• [AVAILABLE RECORDS]
■ ■ ■ ■
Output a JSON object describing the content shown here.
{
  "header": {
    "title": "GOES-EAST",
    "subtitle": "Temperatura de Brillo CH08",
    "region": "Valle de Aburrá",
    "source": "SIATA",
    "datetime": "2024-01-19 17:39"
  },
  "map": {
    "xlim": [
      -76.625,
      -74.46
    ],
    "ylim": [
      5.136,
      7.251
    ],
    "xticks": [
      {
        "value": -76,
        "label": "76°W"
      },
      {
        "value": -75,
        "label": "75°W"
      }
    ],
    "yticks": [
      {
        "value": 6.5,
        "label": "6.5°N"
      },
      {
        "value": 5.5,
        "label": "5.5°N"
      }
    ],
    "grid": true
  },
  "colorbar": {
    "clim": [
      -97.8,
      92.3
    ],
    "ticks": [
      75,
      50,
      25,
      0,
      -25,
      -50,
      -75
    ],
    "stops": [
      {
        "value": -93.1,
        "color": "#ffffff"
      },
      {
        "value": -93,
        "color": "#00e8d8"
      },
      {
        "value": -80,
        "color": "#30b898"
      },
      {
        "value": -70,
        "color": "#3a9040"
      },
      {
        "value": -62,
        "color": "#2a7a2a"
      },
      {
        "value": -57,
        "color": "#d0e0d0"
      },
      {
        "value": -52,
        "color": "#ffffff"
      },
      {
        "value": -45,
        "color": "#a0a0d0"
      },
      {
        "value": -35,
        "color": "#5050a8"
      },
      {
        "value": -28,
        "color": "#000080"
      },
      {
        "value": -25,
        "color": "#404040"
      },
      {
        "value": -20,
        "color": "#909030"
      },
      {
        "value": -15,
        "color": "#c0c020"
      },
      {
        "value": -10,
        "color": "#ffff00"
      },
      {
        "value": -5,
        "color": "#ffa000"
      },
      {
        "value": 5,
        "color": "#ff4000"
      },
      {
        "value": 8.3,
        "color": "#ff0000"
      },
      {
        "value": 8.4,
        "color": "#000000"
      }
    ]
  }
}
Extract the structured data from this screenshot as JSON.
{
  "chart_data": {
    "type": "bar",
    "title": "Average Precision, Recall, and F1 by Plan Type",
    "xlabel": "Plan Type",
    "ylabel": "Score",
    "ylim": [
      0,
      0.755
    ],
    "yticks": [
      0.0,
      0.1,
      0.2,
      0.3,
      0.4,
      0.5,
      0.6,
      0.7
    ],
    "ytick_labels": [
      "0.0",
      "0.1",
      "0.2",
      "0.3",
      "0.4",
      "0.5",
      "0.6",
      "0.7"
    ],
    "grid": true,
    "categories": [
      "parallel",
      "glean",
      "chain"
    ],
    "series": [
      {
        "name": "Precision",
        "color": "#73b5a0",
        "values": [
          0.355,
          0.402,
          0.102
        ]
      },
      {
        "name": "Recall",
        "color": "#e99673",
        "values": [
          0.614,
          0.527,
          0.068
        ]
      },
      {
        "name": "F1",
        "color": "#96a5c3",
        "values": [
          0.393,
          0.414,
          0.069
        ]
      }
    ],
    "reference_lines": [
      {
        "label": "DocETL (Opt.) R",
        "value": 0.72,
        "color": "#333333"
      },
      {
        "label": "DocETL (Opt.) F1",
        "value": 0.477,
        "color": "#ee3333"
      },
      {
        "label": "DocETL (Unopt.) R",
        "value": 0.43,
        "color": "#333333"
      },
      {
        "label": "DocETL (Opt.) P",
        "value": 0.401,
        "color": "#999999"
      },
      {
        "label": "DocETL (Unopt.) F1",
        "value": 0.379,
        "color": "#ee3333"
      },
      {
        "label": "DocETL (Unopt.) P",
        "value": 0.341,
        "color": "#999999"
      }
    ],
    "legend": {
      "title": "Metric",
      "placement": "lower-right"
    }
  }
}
■ ■ ■ ■
• [CHALLENGE] Which lines contain "Recall"? Copy each of them out.

• [SOLUTION FOR THIS TASK]
    "title": "Average Precision, Recall, and F1 by Plan Type",
        "name": "Recall",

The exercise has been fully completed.